■ AIM OF THE TASK
Read the records below. Copy each line where the string "Length" occurs.

■ AVAILABLE DATA
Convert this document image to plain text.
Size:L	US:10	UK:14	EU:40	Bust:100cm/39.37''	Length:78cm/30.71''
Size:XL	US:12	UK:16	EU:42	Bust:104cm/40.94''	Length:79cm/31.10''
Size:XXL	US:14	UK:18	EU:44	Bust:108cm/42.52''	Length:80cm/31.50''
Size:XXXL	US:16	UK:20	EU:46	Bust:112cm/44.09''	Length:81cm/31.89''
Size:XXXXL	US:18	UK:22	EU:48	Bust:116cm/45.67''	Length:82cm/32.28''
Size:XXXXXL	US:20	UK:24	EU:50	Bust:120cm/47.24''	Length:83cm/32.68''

■ COMPLETE RESPONSE
Size:L	US:10	UK:14	EU:40	Bust:100cm/39.37''	Length:78cm/30.71''
Size:XL	US:12	UK:16	EU:42	Bust:104cm/40.94''	Length:79cm/31.10''
Size:XXL	US:14	UK:18	EU:44	Bust:108cm/42.52''	Length:80cm/31.50''
Size:XXXL	US:16	UK:20	EU:46	Bust:112cm/44.09''	Length:81cm/31.89''
Size:XXXXL	US:18	UK:22	EU:48	Bust:116cm/45.67''	Length:82cm/32.28''
Size:XXXXXL	US:20	UK:24	EU:50	Bust:120cm/47.24''	Length:83cm/32.68''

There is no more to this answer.